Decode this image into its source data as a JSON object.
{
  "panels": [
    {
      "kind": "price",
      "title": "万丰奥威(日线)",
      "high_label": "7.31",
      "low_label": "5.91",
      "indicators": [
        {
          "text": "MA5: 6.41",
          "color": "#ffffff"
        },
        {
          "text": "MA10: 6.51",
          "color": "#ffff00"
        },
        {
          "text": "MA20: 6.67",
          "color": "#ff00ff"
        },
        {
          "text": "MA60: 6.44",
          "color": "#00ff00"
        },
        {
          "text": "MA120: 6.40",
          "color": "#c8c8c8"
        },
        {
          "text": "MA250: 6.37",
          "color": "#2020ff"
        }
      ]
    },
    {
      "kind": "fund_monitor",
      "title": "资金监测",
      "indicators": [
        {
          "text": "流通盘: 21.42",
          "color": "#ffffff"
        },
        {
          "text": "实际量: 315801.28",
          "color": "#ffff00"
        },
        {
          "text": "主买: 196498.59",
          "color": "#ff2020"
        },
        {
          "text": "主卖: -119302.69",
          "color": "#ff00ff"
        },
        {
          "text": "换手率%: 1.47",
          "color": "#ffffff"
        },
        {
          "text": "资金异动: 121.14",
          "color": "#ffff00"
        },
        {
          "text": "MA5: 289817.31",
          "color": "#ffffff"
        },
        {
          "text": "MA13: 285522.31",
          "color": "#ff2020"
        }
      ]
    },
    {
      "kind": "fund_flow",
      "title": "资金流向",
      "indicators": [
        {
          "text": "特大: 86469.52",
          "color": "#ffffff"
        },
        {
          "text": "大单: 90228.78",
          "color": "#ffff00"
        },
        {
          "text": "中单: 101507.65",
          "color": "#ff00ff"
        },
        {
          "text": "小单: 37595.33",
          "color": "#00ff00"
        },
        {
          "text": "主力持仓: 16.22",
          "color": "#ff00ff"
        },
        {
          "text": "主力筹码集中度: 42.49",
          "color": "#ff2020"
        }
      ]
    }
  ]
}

■ ■ ■ ■ ■

Directive:
Determine the number of lines containing "kind". Write only that number.

Response to the exercise:
3